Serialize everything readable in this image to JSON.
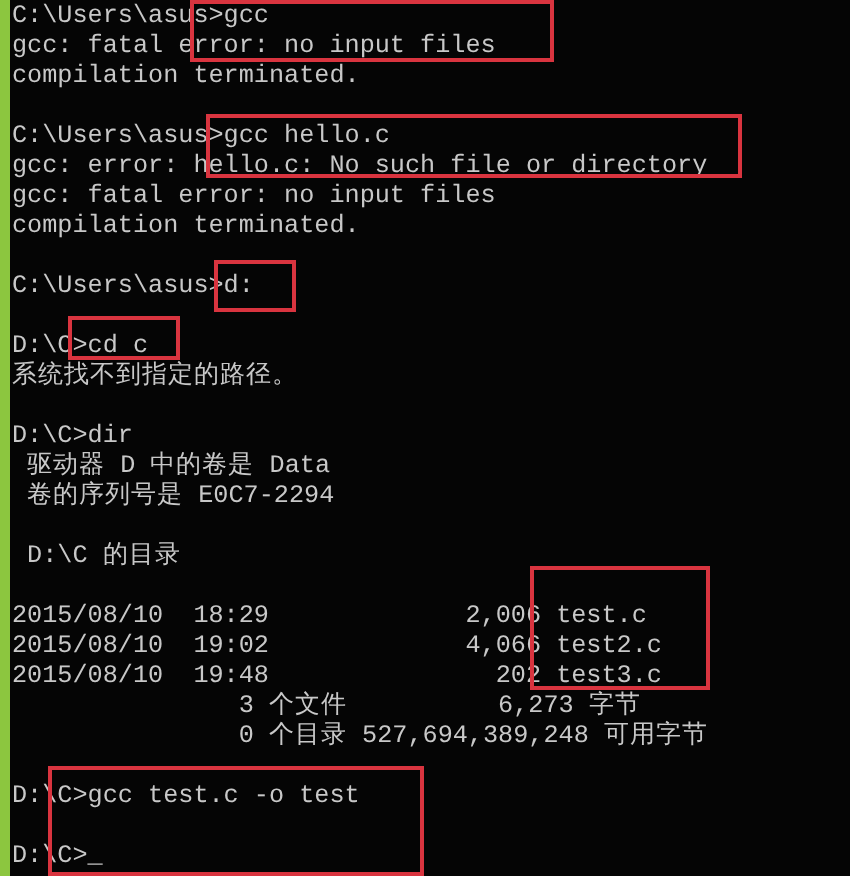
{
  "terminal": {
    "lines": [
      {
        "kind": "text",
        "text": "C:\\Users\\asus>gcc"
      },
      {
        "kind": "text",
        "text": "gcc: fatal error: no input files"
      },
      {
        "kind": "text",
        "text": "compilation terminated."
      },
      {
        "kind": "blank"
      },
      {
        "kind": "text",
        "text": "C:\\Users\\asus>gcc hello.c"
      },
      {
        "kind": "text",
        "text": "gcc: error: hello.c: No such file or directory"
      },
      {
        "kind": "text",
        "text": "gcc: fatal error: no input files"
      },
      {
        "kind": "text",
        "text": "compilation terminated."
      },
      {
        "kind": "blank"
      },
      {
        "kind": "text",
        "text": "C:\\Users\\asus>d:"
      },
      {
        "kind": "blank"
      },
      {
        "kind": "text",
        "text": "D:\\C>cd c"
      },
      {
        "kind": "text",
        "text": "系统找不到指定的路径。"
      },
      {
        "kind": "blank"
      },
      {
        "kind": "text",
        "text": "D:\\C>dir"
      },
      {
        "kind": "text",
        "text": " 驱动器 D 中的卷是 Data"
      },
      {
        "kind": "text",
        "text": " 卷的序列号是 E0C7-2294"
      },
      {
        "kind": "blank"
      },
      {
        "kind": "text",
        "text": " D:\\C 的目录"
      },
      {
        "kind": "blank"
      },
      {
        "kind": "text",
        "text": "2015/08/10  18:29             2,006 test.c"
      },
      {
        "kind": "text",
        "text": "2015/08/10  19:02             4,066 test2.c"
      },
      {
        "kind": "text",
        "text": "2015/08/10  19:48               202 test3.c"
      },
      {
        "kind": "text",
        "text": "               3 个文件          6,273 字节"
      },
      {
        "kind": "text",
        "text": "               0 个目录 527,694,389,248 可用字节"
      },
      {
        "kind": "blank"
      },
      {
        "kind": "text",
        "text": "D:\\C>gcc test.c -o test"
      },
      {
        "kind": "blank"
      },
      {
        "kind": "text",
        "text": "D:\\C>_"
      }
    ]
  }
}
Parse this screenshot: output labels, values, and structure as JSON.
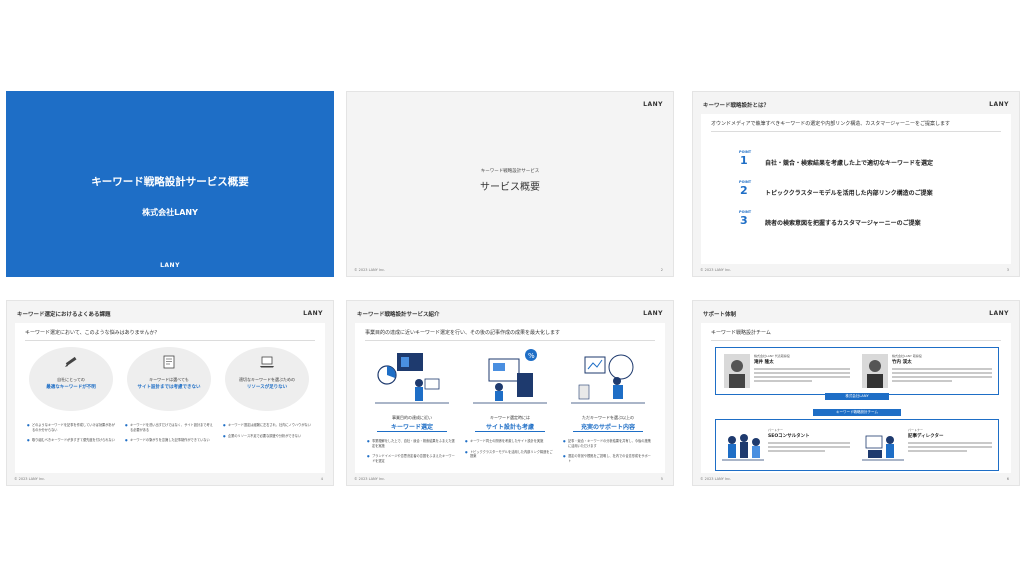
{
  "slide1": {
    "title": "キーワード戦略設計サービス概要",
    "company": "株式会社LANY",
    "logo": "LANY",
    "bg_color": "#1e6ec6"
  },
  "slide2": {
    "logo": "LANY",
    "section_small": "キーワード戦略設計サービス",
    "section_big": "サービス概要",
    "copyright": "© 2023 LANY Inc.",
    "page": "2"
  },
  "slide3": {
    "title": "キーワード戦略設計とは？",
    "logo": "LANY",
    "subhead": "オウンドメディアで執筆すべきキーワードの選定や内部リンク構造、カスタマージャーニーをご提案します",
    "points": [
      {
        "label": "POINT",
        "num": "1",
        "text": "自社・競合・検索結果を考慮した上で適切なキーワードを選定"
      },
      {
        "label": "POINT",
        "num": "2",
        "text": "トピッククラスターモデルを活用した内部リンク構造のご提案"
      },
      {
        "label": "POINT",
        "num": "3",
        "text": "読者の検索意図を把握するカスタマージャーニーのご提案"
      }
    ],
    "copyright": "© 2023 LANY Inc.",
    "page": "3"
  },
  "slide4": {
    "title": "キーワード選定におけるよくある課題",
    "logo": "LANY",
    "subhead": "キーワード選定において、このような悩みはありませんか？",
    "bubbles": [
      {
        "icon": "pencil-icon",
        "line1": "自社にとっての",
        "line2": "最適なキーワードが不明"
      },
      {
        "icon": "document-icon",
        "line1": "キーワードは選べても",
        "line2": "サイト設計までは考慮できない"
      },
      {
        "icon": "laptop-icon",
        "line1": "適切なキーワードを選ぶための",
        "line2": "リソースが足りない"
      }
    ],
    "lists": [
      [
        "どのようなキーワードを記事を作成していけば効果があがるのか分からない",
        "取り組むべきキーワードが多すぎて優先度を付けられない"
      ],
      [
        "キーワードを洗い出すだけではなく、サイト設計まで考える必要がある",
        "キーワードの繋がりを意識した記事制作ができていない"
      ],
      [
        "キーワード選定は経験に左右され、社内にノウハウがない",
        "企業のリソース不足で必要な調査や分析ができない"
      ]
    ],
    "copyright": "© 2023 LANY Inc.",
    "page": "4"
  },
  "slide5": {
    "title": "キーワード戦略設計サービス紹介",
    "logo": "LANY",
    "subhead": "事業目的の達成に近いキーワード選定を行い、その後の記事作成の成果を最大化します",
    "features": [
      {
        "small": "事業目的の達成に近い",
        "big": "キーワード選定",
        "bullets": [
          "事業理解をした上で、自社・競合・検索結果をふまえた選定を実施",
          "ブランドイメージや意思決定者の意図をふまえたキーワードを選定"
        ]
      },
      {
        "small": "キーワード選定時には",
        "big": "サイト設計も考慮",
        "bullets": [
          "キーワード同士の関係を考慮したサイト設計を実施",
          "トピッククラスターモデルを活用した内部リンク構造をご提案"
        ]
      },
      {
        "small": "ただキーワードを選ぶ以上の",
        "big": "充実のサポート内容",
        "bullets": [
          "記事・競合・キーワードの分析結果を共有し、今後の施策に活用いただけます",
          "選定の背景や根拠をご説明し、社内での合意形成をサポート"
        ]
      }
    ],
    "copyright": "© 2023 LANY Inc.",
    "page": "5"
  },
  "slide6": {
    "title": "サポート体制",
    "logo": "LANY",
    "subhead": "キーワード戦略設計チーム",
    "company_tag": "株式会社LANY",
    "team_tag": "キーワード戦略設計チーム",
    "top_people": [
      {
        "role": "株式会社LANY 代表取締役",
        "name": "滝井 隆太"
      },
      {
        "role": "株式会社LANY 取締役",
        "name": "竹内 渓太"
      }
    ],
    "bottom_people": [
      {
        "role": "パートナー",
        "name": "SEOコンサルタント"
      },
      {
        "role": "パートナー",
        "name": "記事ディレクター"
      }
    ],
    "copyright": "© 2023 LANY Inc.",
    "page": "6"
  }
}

◆ Exercise description ◆
The records above are to be quoted exactly, with all pictures left out.

◆ Result of this task ◆
Serialize everything readable in this image to JSON.
{
  "terminal": {
    "lines": [
      {
        "kind": "text",
        "text": "C:\\Users\\asus>gcc"
      },
      {
        "kind": "text",
        "text": "gcc: fatal error: no input files"
      },
      {
        "kind": "text",
        "text": "compilation terminated."
      },
      {
        "kind": "blank"
      },
      {
        "kind": "text",
        "text": "C:\\Users\\asus>gcc hello.c"
      },
      {
        "kind": "text",
        "text": "gcc: error: hello.c: No such file or directory"
      },
      {
        "kind": "text",
        "text": "gcc: fatal error: no input files"
      },
      {
        "kind": "text",
        "text": "compilation terminated."
      },
      {
        "kind": "blank"
      },
      {
        "kind": "text",
        "text": "C:\\Users\\asus>d:"
      },
      {
        "kind": "blank"
      },
      {
        "kind": "text",
        "text": "D:\\C>cd c"
      },
      {
        "kind": "text",
        "text": "系统找不到指定的路径。"
      },
      {
        "kind": "blank"
      },
      {
        "kind": "text",
        "text": "D:\\C>dir"
      },
      {
        "kind": "text",
        "text": " 驱动器 D 中的卷是 Data"
      },
      {
        "kind": "text",
        "text": " 卷的序列号是 E0C7-2294"
      },
      {
        "kind": "blank"
      },
      {
        "kind": "text",
        "text": " D:\\C 的目录"
      },
      {
        "kind": "blank"
      },
      {
        "kind": "text",
        "text": "2015/08/10  18:29             2,006 test.c"
      },
      {
        "kind": "text",
        "text": "2015/08/10  19:02             4,066 test2.c"
      },
      {
        "kind": "text",
        "text": "2015/08/10  19:48               202 test3.c"
      },
      {
        "kind": "text",
        "text": "               3 个文件          6,273 字节"
      },
      {
        "kind": "text",
        "text": "               0 个目录 527,694,389,248 可用字节"
      },
      {
        "kind": "blank"
      },
      {
        "kind": "text",
        "text": "D:\\C>gcc test.c -o test"
      },
      {
        "kind": "blank"
      },
      {
        "kind": "text",
        "text": "D:\\C>_"
      }
    ]
  }
}
Parse this screenshot: output labels, values, and structure as JSON.
{
  "slide1": {
    "title": "キーワード戦略設計サービス概要",
    "company": "株式会社LANY",
    "logo": "LANY",
    "bg_color": "#1e6ec6"
  },
  "slide2": {
    "logo": "LANY",
    "section_small": "キーワード戦略設計サービス",
    "section_big": "サービス概要",
    "copyright": "© 2023 LANY Inc.",
    "page": "2"
  },
  "slide3": {
    "title": "キーワード戦略設計とは？",
    "logo": "LANY",
    "subhead": "オウンドメディアで執筆すべきキーワードの選定や内部リンク構造、カスタマージャーニーをご提案します",
    "points": [
      {
        "label": "POINT",
        "num": "1",
        "text": "自社・競合・検索結果を考慮した上で適切なキーワードを選定"
      },
      {
        "label": "POINT",
        "num": "2",
        "text": "トピッククラスターモデルを活用した内部リンク構造のご提案"
      },
      {
        "label": "POINT",
        "num": "3",
        "text": "読者の検索意図を把握するカスタマージャーニーのご提案"
      }
    ],
    "copyright": "© 2023 LANY Inc.",
    "page": "3"
  },
  "slide4": {
    "title": "キーワード選定におけるよくある課題",
    "logo": "LANY",
    "subhead": "キーワード選定において、このような悩みはありませんか？",
    "bubbles": [
      {
        "icon": "pencil-icon",
        "line1": "自社にとっての",
        "line2": "最適なキーワードが不明"
      },
      {
        "icon": "document-icon",
        "line1": "キーワードは選べても",
        "line2": "サイト設計までは考慮できない"
      },
      {
        "icon": "laptop-icon",
        "line1": "適切なキーワードを選ぶための",
        "line2": "リソースが足りない"
      }
    ],
    "lists": [
      [
        "どのようなキーワードを記事を作成していけば効果があがるのか分からない",
        "取り組むべきキーワードが多すぎて優先度を付けられない"
      ],
      [
        "キーワードを洗い出すだけではなく、サイト設計まで考える必要がある",
        "キーワードの繋がりを意識した記事制作ができていない"
      ],
      [
        "キーワード選定は経験に左右され、社内にノウハウがない",
        "企業のリソース不足で必要な調査や分析ができない"
      ]
    ],
    "copyright": "© 2023 LANY Inc.",
    "page": "4"
  },
  "slide5": {
    "title": "キーワード戦略設計サービス紹介",
    "logo": "LANY",
    "subhead": "事業目的の達成に近いキーワード選定を行い、その後の記事作成の成果を最大化します",
    "features": [
      {
        "small": "事業目的の達成に近い",
        "big": "キーワード選定",
        "bullets": [
          "事業理解をした上で、自社・競合・検索結果をふまえた選定を実施",
          "ブランドイメージや意思決定者の意図をふまえたキーワードを選定"
        ]
      },
      {
        "small": "キーワード選定時には",
        "big": "サイト設計も考慮",
        "bullets": [
          "キーワード同士の関係を考慮したサイト設計を実施",
          "トピッククラスターモデルを活用した内部リンク構造をご提案"
        ]
      },
      {
        "small": "ただキーワードを選ぶ以上の",
        "big": "充実のサポート内容",
        "bullets": [
          "記事・競合・キーワードの分析結果を共有し、今後の施策に活用いただけます",
          "選定の背景や根拠をご説明し、社内での合意形成をサポート"
        ]
      }
    ],
    "copyright": "© 2023 LANY Inc.",
    "page": "5"
  },
  "slide6": {
    "title": "サポート体制",
    "logo": "LANY",
    "subhead": "キーワード戦略設計チーム",
    "company_tag": "株式会社LANY",
    "team_tag": "キーワード戦略設計チーム",
    "top_people": [
      {
        "role": "株式会社LANY 代表取締役",
        "name": "滝井 隆太"
      },
      {
        "role": "株式会社LANY 取締役",
        "name": "竹内 渓太"
      }
    ],
    "bottom_people": [
      {
        "role": "パートナー",
        "name": "SEOコンサルタント"
      },
      {
        "role": "パートナー",
        "name": "記事ディレクター"
      }
    ],
    "copyright": "© 2023 LANY Inc.",
    "page": "6"
  }
}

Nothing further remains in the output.